— START OF ROWS —

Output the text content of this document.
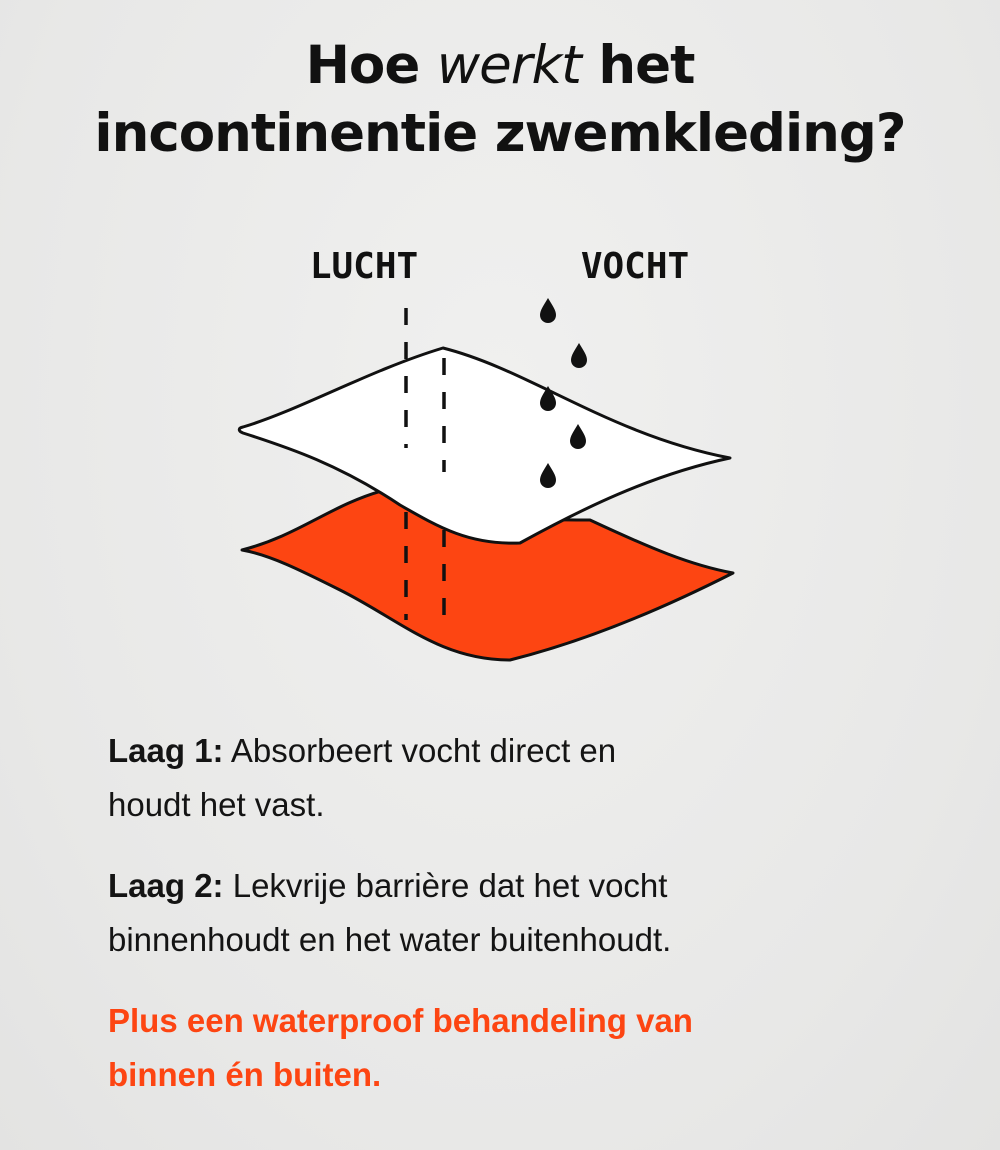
Hoe werkt het
incontinentie zwemkleding?
LUCHT	VOCHT

Laag 1: Absorbeert vocht direct en
houdt het vast.

Laag 2: Lekvrije barrière dat het vocht
binnenhoudt en het water buitenhoudt.

Plus een waterproof behandeling van
binnen én buiten.
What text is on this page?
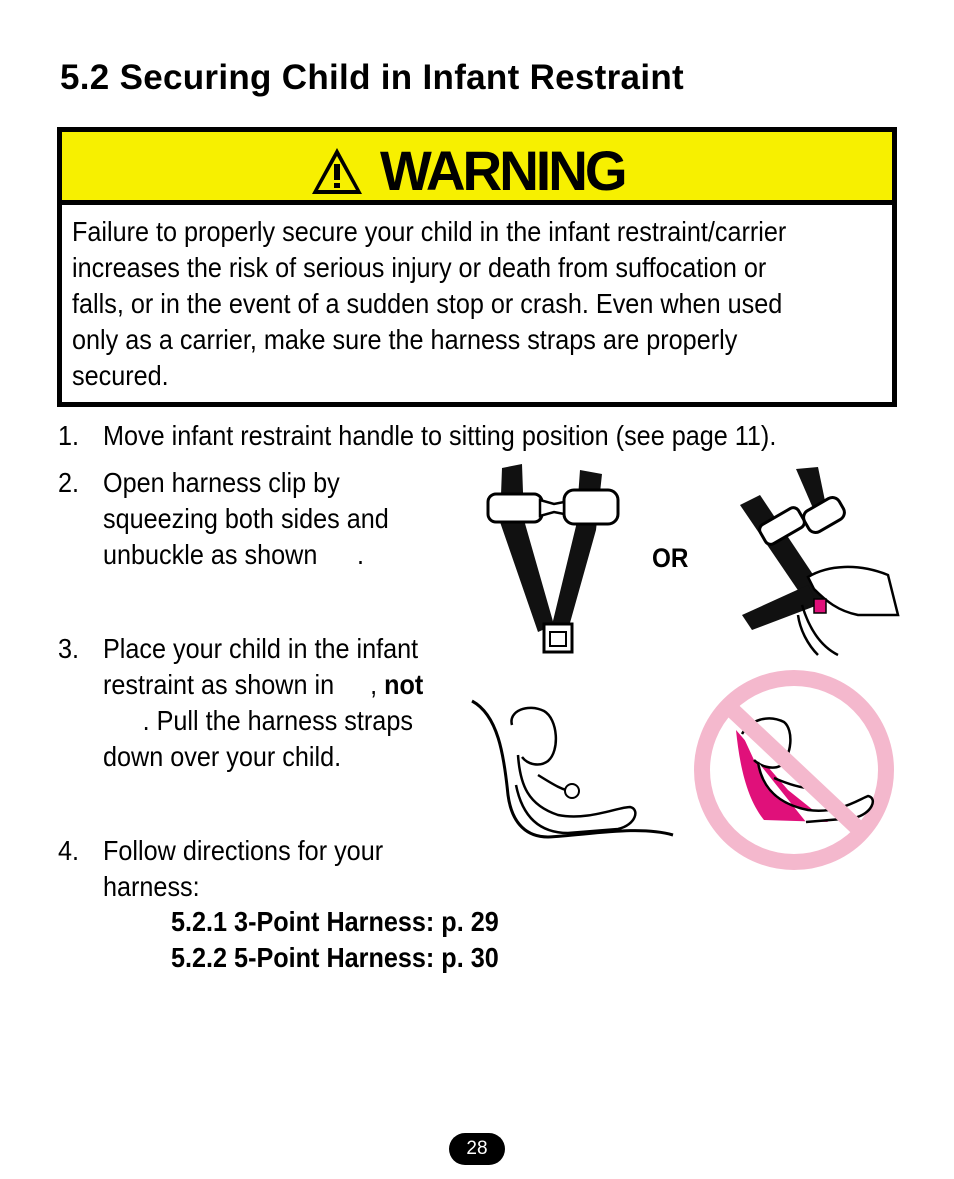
5.2 Securing Child in Infant Restraint
WARNING
Failure to properly secure your child in the infant restraint/carrier
increases the risk of serious injury or death from suffocation or
falls, or in the event of a sudden stop or crash. Even when used
only as a carrier, make sure the harness straps are properly
secured.
1. Move infant restraint handle to sitting position (see page 11).
2. Open harness clip by
squeezing both sides and
unbuckle as shown .
3. Place your child in the infant
restraint as shown in , not
. Pull the harness straps
down over your child.
4. Follow directions for your
harness:
5.2.1 3-Point Harness: p. 29
5.2.2 5-Point Harness: p. 30
OR
28
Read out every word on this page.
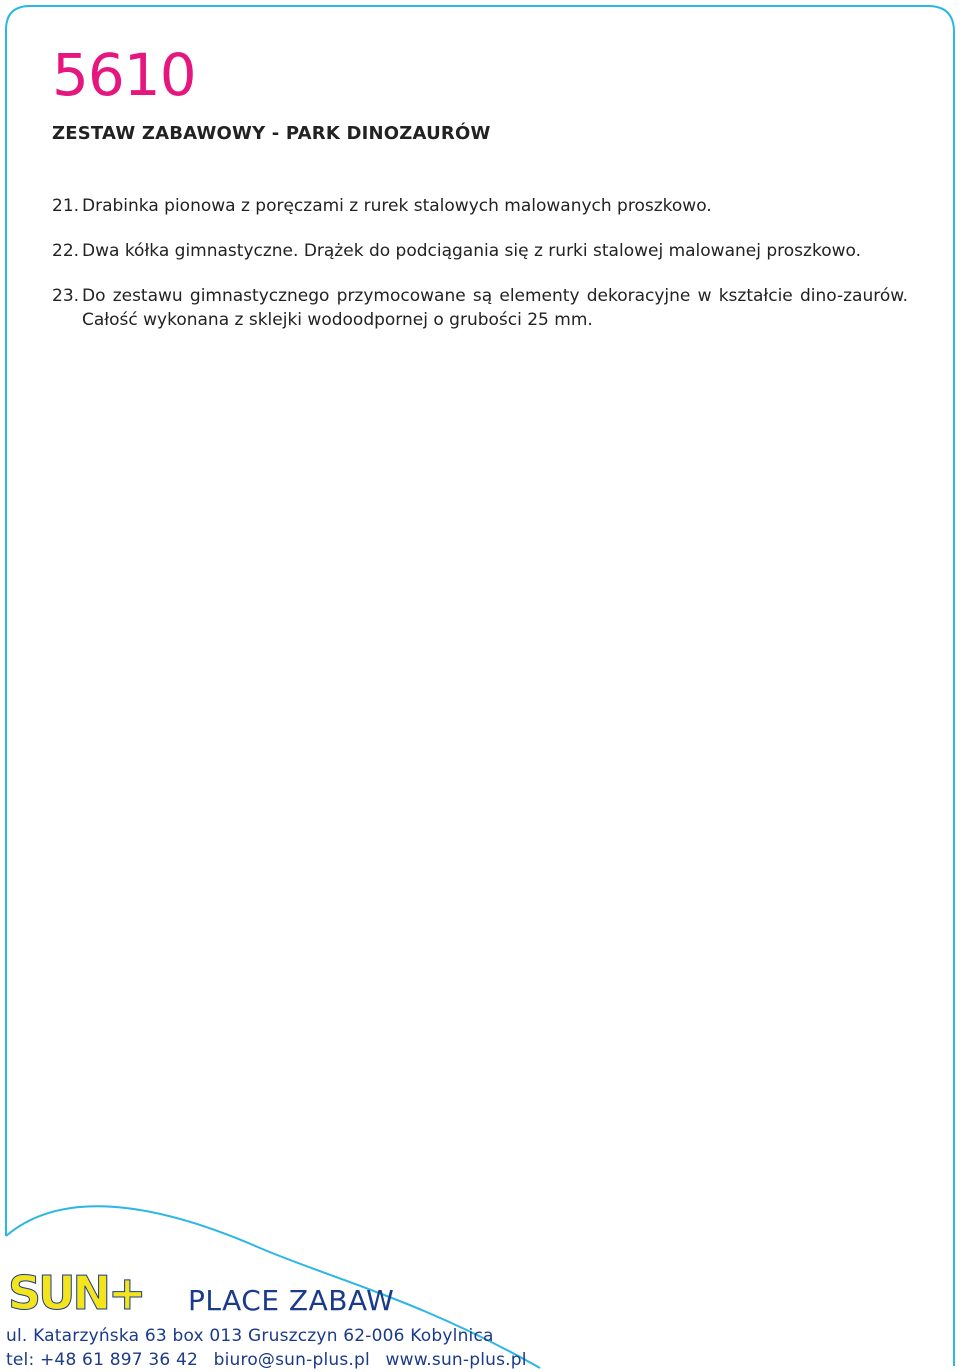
5610
ZESTAW ZABAWOWY - PARK DINOZAURÓW
21. Drabinka pionowa z poręczami z rurek stalowych malowanych proszkowo.
22. Dwa kółka gimnastyczne. Drążek do podciągania się z rurki stalowej malowanej proszkowo.
23. Do zestawu gimnastycznego przymocowane są elementy dekoracyjne w kształcie dino-zaurów. Całość wykonana z sklejki wodoodpornej o grubości 25 mm.
SUN+ PLACE ZABAW

ul. Katarzyńska 63 box 013 Gruszczyn 62-006 Kobylnica

tel: +48 61 897 36 42 biuro@sun-plus.pl www.sun-plus.pl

— END OF ROWS —

- [YOUR OBJECTIVE]:
From the data, collect all lines where the string "properly" appears.

- [WORKED SOLUTION]:
Failure to properly secure your child in the infant restraint/carrier
only as a carrier, make sure the harness straps are properly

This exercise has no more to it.